> WHAT YOU ARE ASKED TO DO: Copy the data precisely, character for character, and leave out every picture.

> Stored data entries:
---

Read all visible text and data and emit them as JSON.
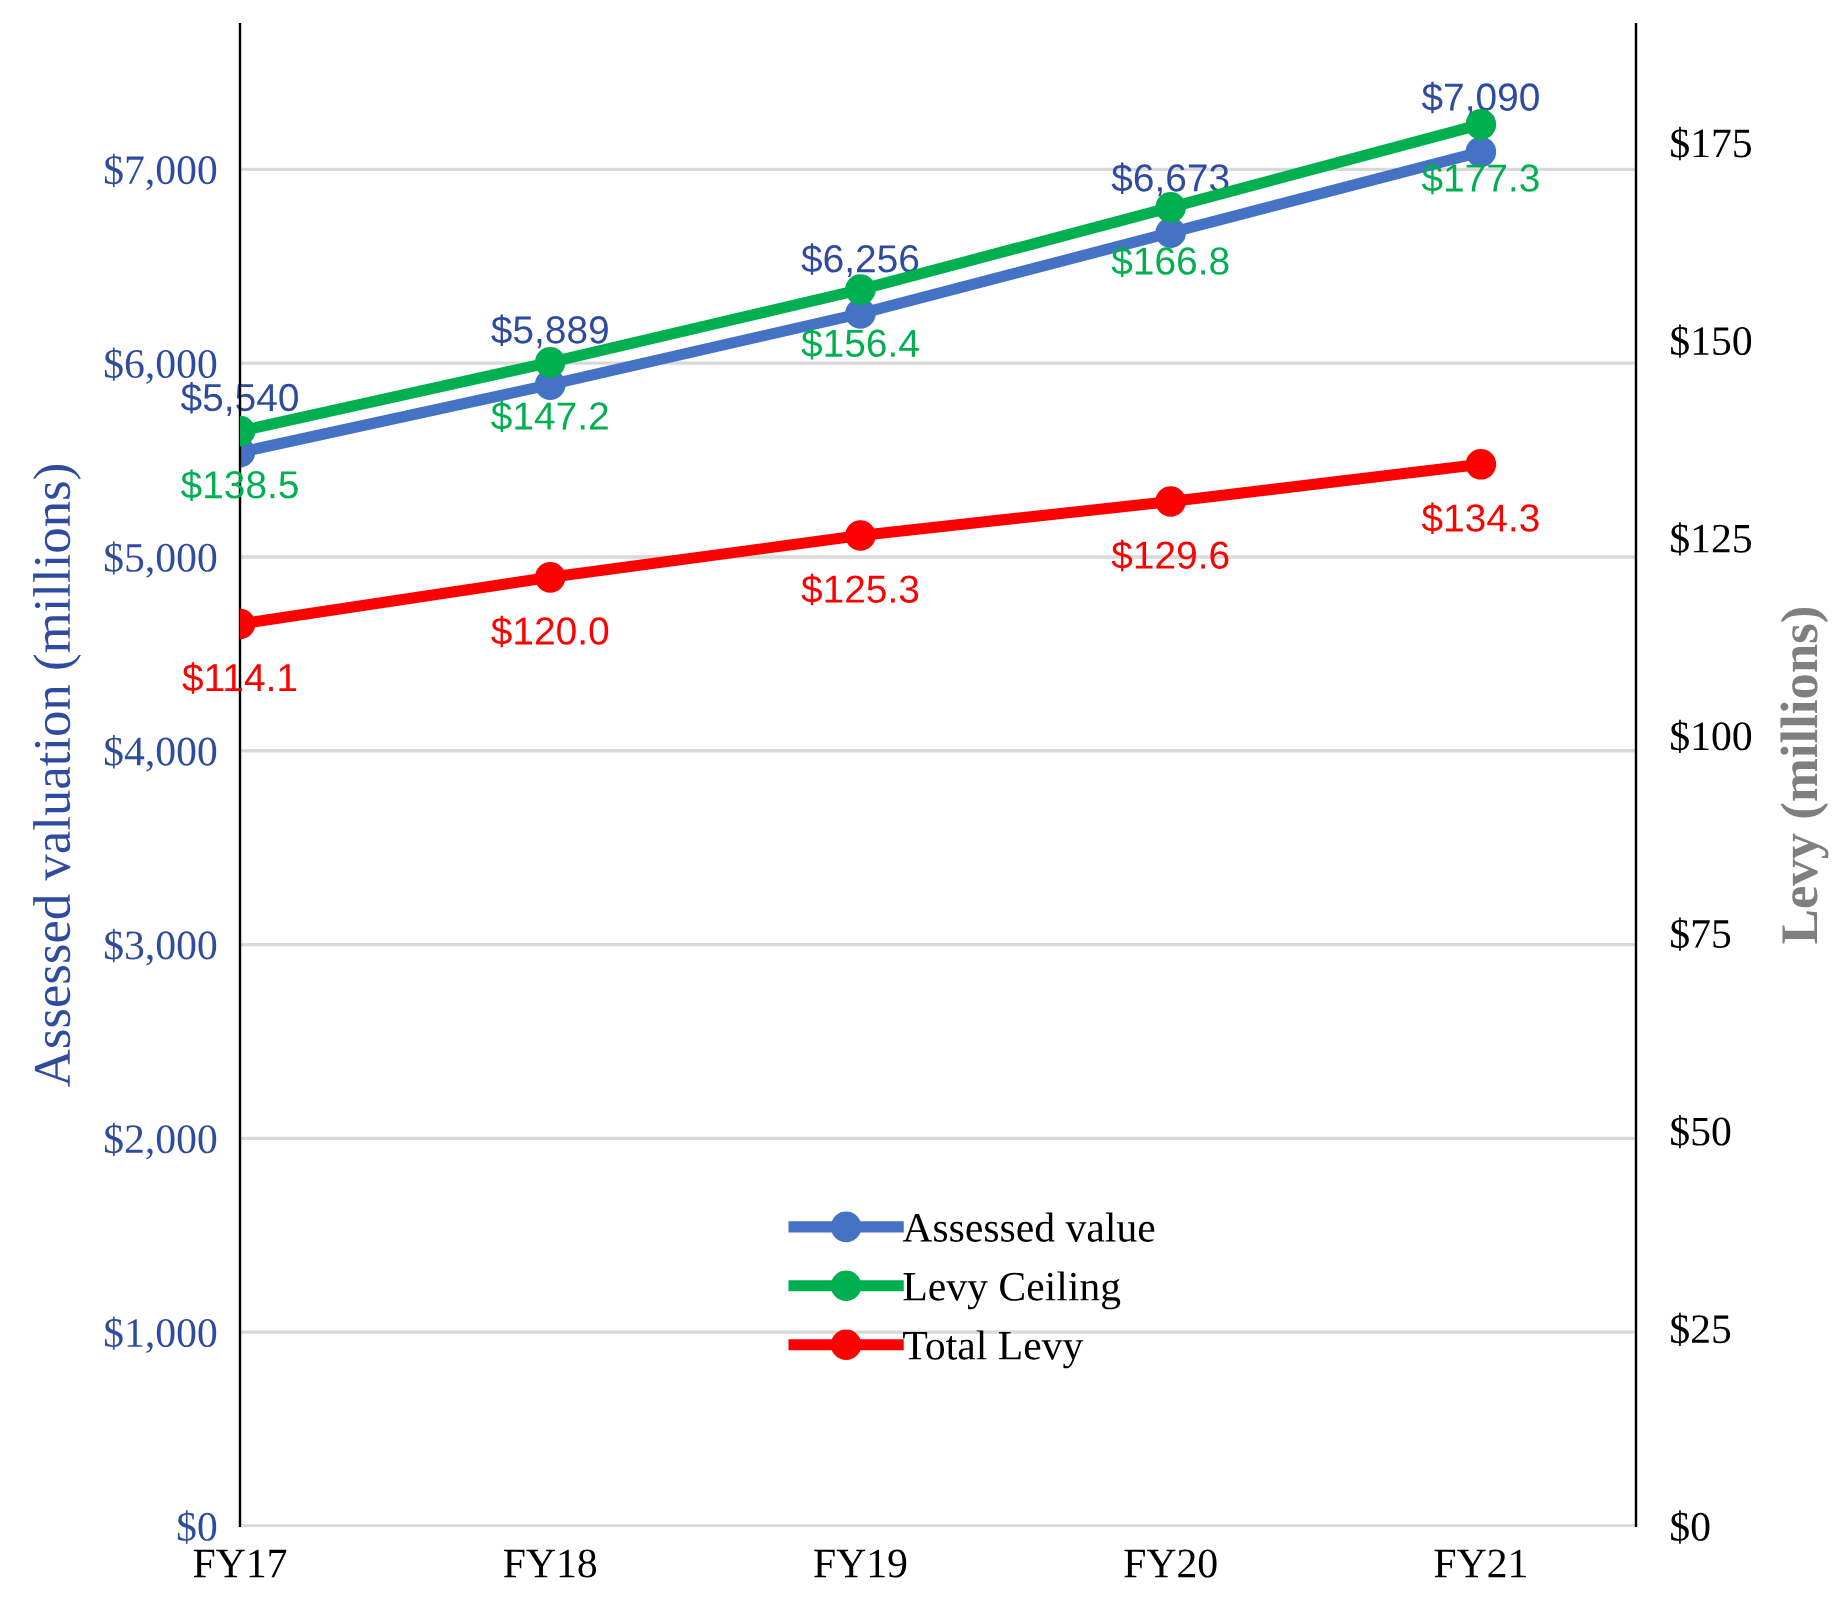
{
  "chart_data": {
    "type": "line",
    "ylabel": "Assessed valuation (millions)",
    "y2label": "Levy (millions)",
    "categories": [
      "FY17",
      "FY18",
      "FY19",
      "FY20",
      "FY21"
    ],
    "series": [
      {
        "name": "Assessed value",
        "color": "#4472c4",
        "values": [
          5540,
          5889,
          6256,
          6673,
          7090
        ],
        "value_labels": [
          "$5,540",
          "$5,889",
          "$6,256",
          "$6,673",
          "$7,090"
        ]
      },
      {
        "name": "Levy Ceiling",
        "color": "#00b050",
        "axis": "y2",
        "values": [
          138.5,
          147.2,
          156.4,
          166.8,
          177.3
        ],
        "value_labels": [
          "$138.5",
          "$147.2",
          "$156.4",
          "$166.8",
          "$177.3"
        ]
      },
      {
        "name": "Total Levy",
        "color": "#ff0000",
        "axis": "y2",
        "values": [
          114.1,
          120.0,
          125.3,
          129.6,
          134.3
        ],
        "value_labels": [
          "$114.1",
          "$120.0",
          "$125.3",
          "$129.6",
          "$134.3"
        ]
      }
    ],
    "ylim": [
      0,
      7750
    ],
    "yticks": [
      {
        "value": 0,
        "label": "$0"
      },
      {
        "value": 1000,
        "label": "$1,000"
      },
      {
        "value": 2000,
        "label": "$2,000"
      },
      {
        "value": 3000,
        "label": "$3,000"
      },
      {
        "value": 4000,
        "label": "$4,000"
      },
      {
        "value": 5000,
        "label": "$5,000"
      },
      {
        "value": 6000,
        "label": "$6,000"
      },
      {
        "value": 7000,
        "label": "$7,000"
      }
    ],
    "y2lim": [
      0,
      190
    ],
    "y2ticks": [
      {
        "value": 0,
        "label": "$0"
      },
      {
        "value": 25,
        "label": "$25"
      },
      {
        "value": 50,
        "label": "$50"
      },
      {
        "value": 75,
        "label": "$75"
      },
      {
        "value": 100,
        "label": "$100"
      },
      {
        "value": 125,
        "label": "$125"
      },
      {
        "value": 150,
        "label": "$150"
      },
      {
        "value": 175,
        "label": "$175"
      }
    ],
    "grid": "y",
    "legend": "bottom",
    "marker": "circle",
    "line_style": "solid"
  }
}
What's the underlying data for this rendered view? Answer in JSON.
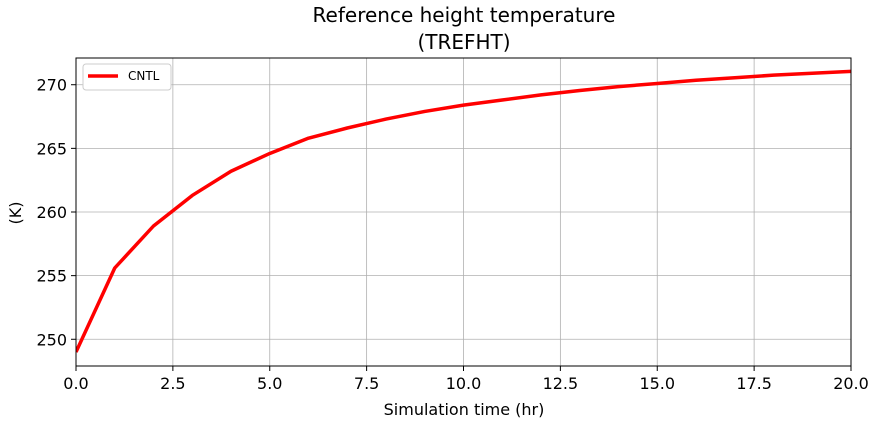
{
  "chart_data": {
    "type": "line",
    "title_line1": "Reference height temperature",
    "title_line2": "(TREFHT)",
    "xlabel": "Simulation time (hr)",
    "ylabel": "(K)",
    "xlim": [
      0,
      20
    ],
    "ylim": [
      247.9,
      272.1
    ],
    "xticks": [
      "0.0",
      "2.5",
      "5.0",
      "7.5",
      "10.0",
      "12.5",
      "15.0",
      "17.5",
      "20.0"
    ],
    "xtick_values": [
      0,
      2.5,
      5,
      7.5,
      10,
      12.5,
      15,
      17.5,
      20
    ],
    "yticks": [
      "250",
      "255",
      "260",
      "265",
      "270"
    ],
    "ytick_values": [
      250,
      255,
      260,
      265,
      270
    ],
    "grid": true,
    "legend_position": "top-left",
    "series": [
      {
        "name": "CNTL",
        "color": "#ff0000",
        "x": [
          0,
          1,
          2,
          3,
          4,
          5,
          6,
          7,
          8,
          9,
          10,
          11,
          12,
          13,
          14,
          15,
          16,
          17,
          18,
          19,
          20
        ],
        "y": [
          249.0,
          255.6,
          258.9,
          261.3,
          263.2,
          264.6,
          265.8,
          266.6,
          267.3,
          267.9,
          268.4,
          268.8,
          269.2,
          269.55,
          269.85,
          270.1,
          270.35,
          270.55,
          270.75,
          270.9,
          271.05
        ]
      }
    ]
  }
}
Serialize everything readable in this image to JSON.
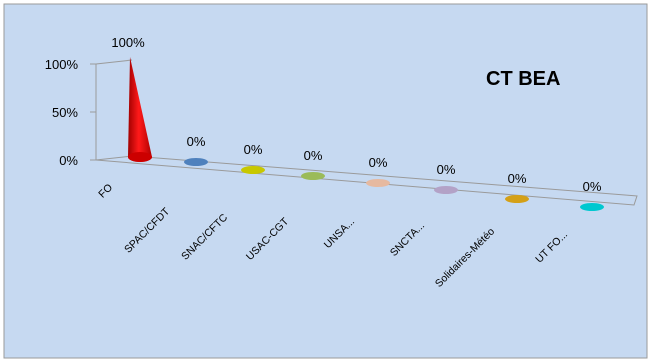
{
  "chart_data": {
    "type": "bar",
    "style": "3d-cone",
    "title": "CT BEA",
    "categories": [
      "FO",
      "SPAC/CFDT",
      "SNAC/CFTC",
      "USAC-CGT",
      "UNSA...",
      "SNCTA...",
      "Solidaires-Météo",
      "UT FO..."
    ],
    "values": [
      1.0,
      0,
      0,
      0,
      0,
      0,
      0,
      0
    ],
    "data_labels": [
      "100%",
      "0%",
      "0%",
      "0%",
      "0%",
      "0%",
      "0%",
      "0%"
    ],
    "y_ticks": [
      "0%",
      "50%",
      "100%"
    ],
    "ylim": [
      0,
      1
    ],
    "grid": false,
    "legend": "none",
    "colors": {
      "background": "#c6d9f1",
      "frame_border": "#9a9a9a",
      "axis": "#9a9a9a",
      "bars": [
        "#ff0000",
        "#4f81bd",
        "#c8c800",
        "#9bbb59",
        "#e6b9a0",
        "#b3a2c7",
        "#d4a017",
        "#00c8d0"
      ]
    }
  }
}
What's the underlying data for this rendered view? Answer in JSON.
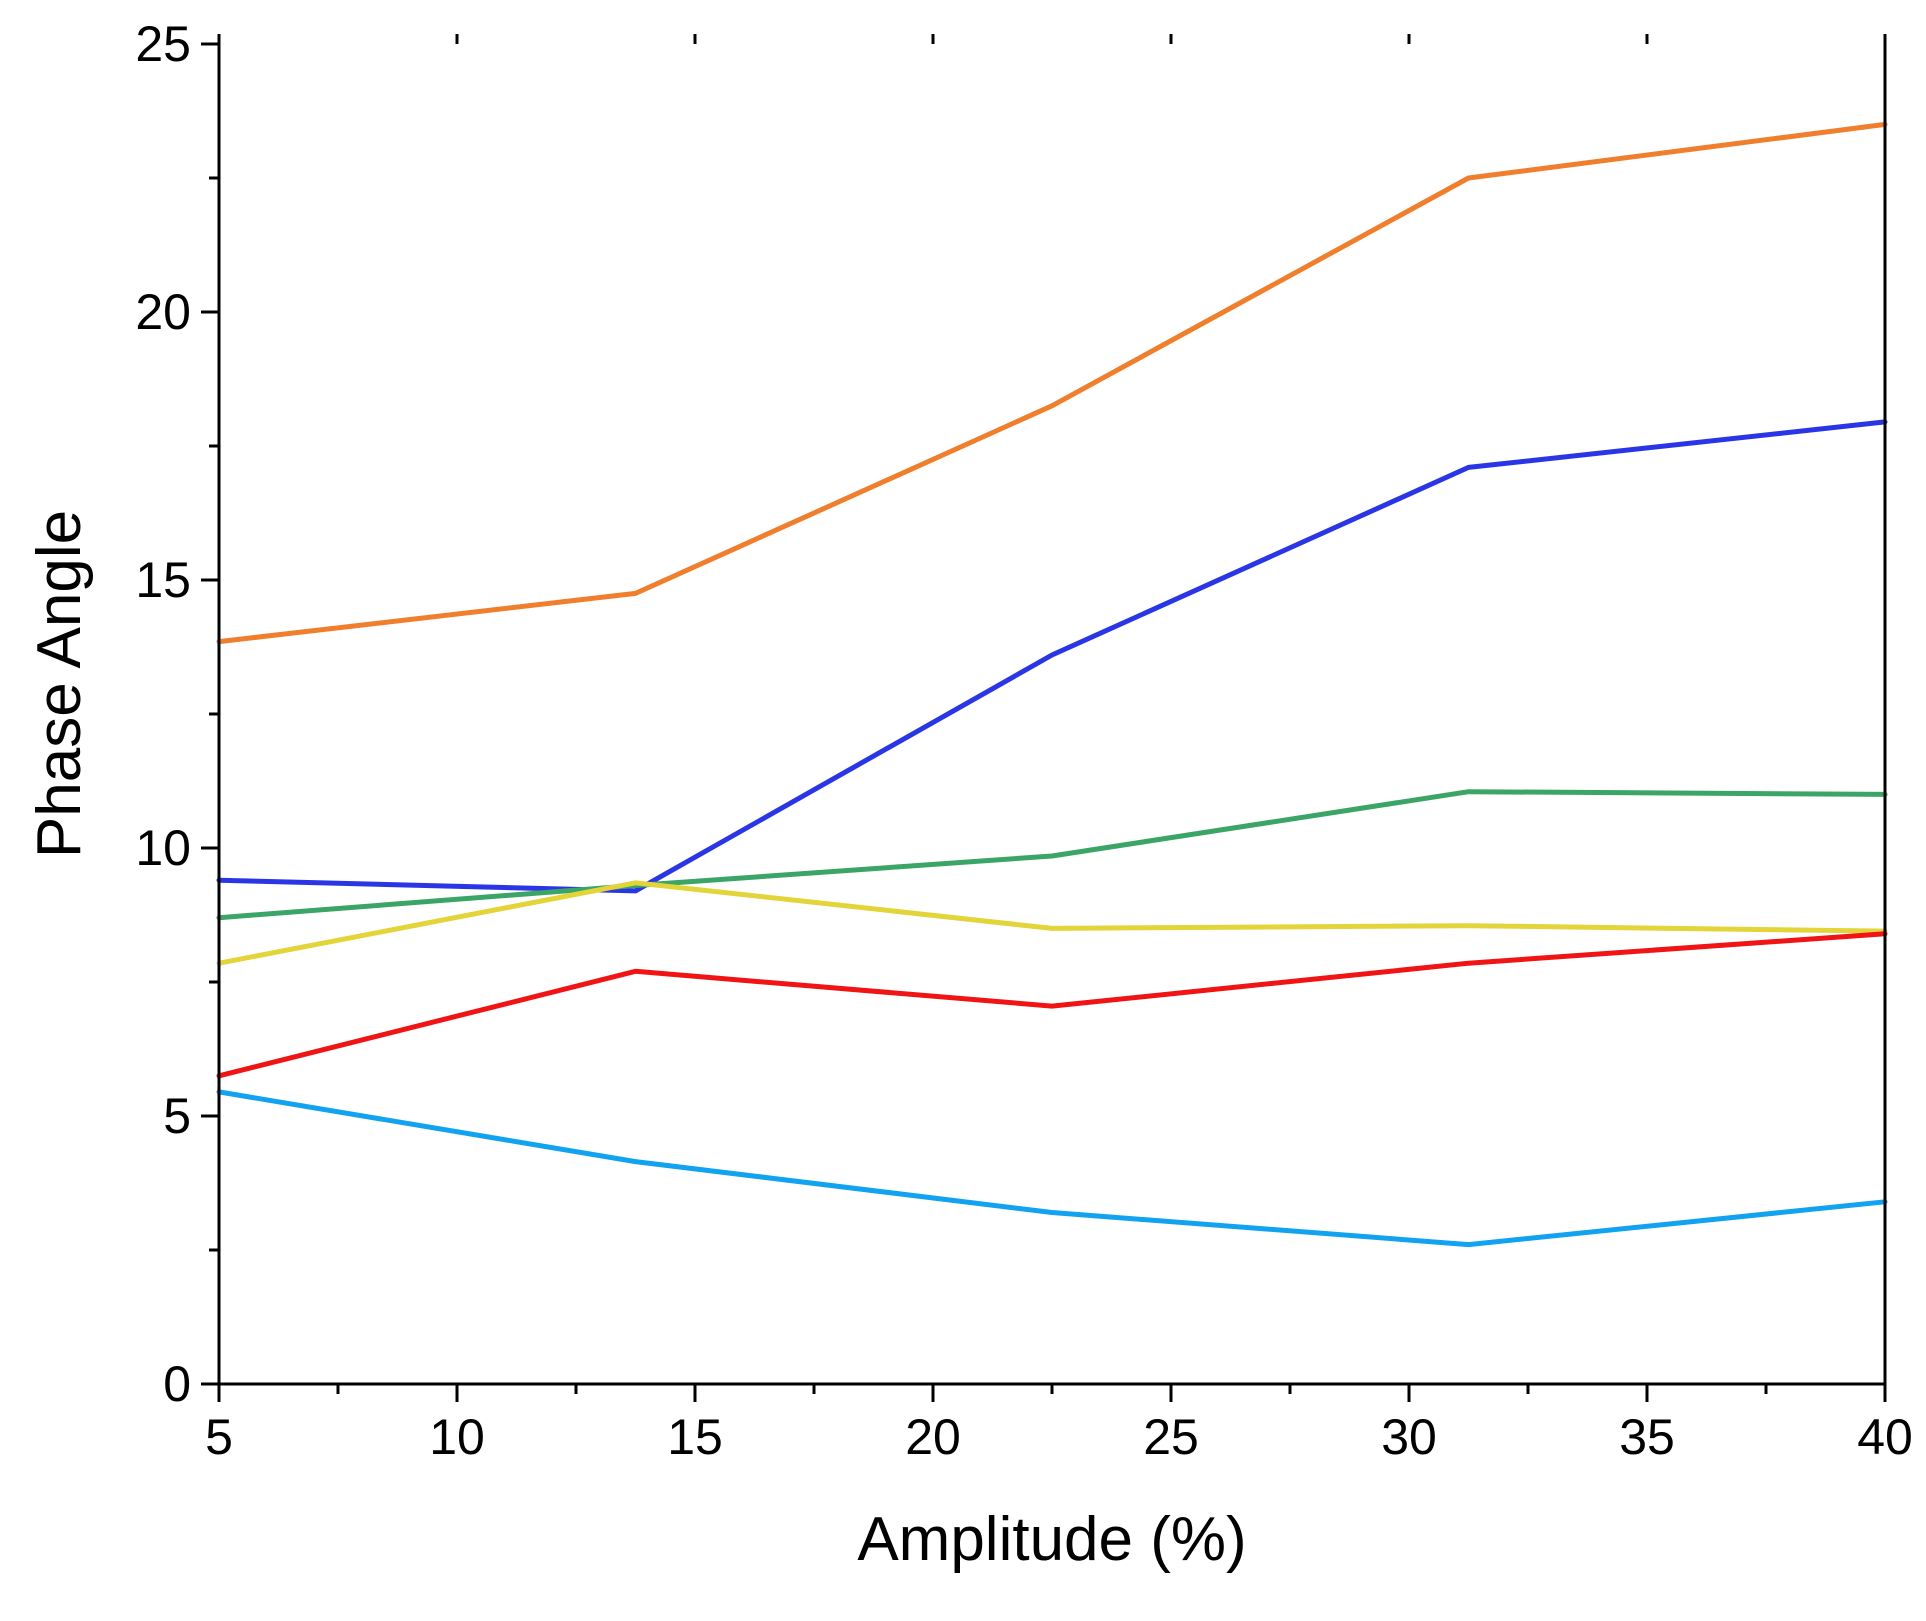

---

> TASK SOLUTION:
Read all visible text and data and emit them as JSON.
{
  "chart_data": {
    "type": "line",
    "ylabel": "Assessed valuation (millions)",
    "y2label": "Levy (millions)",
    "categories": [
      "FY17",
      "FY18",
      "FY19",
      "FY20",
      "FY21"
    ],
    "series": [
      {
        "name": "Assessed value",
        "color": "#4472c4",
        "values": [
          5540,
          5889,
          6256,
          6673,
          7090
        ],
        "value_labels": [
          "$5,540",
          "$5,889",
          "$6,256",
          "$6,673",
          "$7,090"
        ]
      },
      {
        "name": "Levy Ceiling",
        "color": "#00b050",
        "axis": "y2",
        "values": [
          138.5,
          147.2,
          156.4,
          166.8,
          177.3
        ],
        "value_labels": [
          "$138.5",
          "$147.2",
          "$156.4",
          "$166.8",
          "$177.3"
        ]
      },
      {
        "name": "Total Levy",
        "color": "#ff0000",
        "axis": "y2",
        "values": [
          114.1,
          120.0,
          125.3,
          129.6,
          134.3
        ],
        "value_labels": [
          "$114.1",
          "$120.0",
          "$125.3",
          "$129.6",
          "$134.3"
        ]
      }
    ],
    "ylim": [
      0,
      7750
    ],
    "yticks": [
      {
        "value": 0,
        "label": "$0"
      },
      {
        "value": 1000,
        "label": "$1,000"
      },
      {
        "value": 2000,
        "label": "$2,000"
      },
      {
        "value": 3000,
        "label": "$3,000"
      },
      {
        "value": 4000,
        "label": "$4,000"
      },
      {
        "value": 5000,
        "label": "$5,000"
      },
      {
        "value": 6000,
        "label": "$6,000"
      },
      {
        "value": 7000,
        "label": "$7,000"
      }
    ],
    "y2lim": [
      0,
      190
    ],
    "y2ticks": [
      {
        "value": 0,
        "label": "$0"
      },
      {
        "value": 25,
        "label": "$25"
      },
      {
        "value": 50,
        "label": "$50"
      },
      {
        "value": 75,
        "label": "$75"
      },
      {
        "value": 100,
        "label": "$100"
      },
      {
        "value": 125,
        "label": "$125"
      },
      {
        "value": 150,
        "label": "$150"
      },
      {
        "value": 175,
        "label": "$175"
      }
    ],
    "grid": "y",
    "legend": "bottom",
    "marker": "circle",
    "line_style": "solid"
  }
}
What's the underlying data for this rendered view? Answer in JSON.
{
  "chart_data": {
    "type": "line",
    "title_line1": "Reference height temperature",
    "title_line2": "(TREFHT)",
    "xlabel": "Simulation time (hr)",
    "ylabel": "(K)",
    "xlim": [
      0,
      20
    ],
    "ylim": [
      247.9,
      272.1
    ],
    "xticks": [
      "0.0",
      "2.5",
      "5.0",
      "7.5",
      "10.0",
      "12.5",
      "15.0",
      "17.5",
      "20.0"
    ],
    "xtick_values": [
      0,
      2.5,
      5,
      7.5,
      10,
      12.5,
      15,
      17.5,
      20
    ],
    "yticks": [
      "250",
      "255",
      "260",
      "265",
      "270"
    ],
    "ytick_values": [
      250,
      255,
      260,
      265,
      270
    ],
    "grid": true,
    "legend_position": "top-left",
    "series": [
      {
        "name": "CNTL",
        "color": "#ff0000",
        "x": [
          0,
          1,
          2,
          3,
          4,
          5,
          6,
          7,
          8,
          9,
          10,
          11,
          12,
          13,
          14,
          15,
          16,
          17,
          18,
          19,
          20
        ],
        "y": [
          249.0,
          255.6,
          258.9,
          261.3,
          263.2,
          264.6,
          265.8,
          266.6,
          267.3,
          267.9,
          268.4,
          268.8,
          269.2,
          269.55,
          269.85,
          270.1,
          270.35,
          270.55,
          270.75,
          270.9,
          271.05
        ]
      }
    ]
  }
}
Serialize everything readable in this image to JSON.
{
  "chart_data": {
    "type": "bar",
    "style": "3d-cone",
    "title": "CT BEA",
    "categories": [
      "FO",
      "SPAC/CFDT",
      "SNAC/CFTC",
      "USAC-CGT",
      "UNSA...",
      "SNCTA...",
      "Solidaires-Météo",
      "UT FO..."
    ],
    "values": [
      1.0,
      0,
      0,
      0,
      0,
      0,
      0,
      0
    ],
    "data_labels": [
      "100%",
      "0%",
      "0%",
      "0%",
      "0%",
      "0%",
      "0%",
      "0%"
    ],
    "y_ticks": [
      "0%",
      "50%",
      "100%"
    ],
    "ylim": [
      0,
      1
    ],
    "grid": false,
    "legend": "none",
    "colors": {
      "background": "#c6d9f1",
      "frame_border": "#9a9a9a",
      "axis": "#9a9a9a",
      "bars": [
        "#ff0000",
        "#4f81bd",
        "#c8c800",
        "#9bbb59",
        "#e6b9a0",
        "#b3a2c7",
        "#d4a017",
        "#00c8d0"
      ]
    }
  }
}
What's the underlying data for this rendered view? Answer in JSON.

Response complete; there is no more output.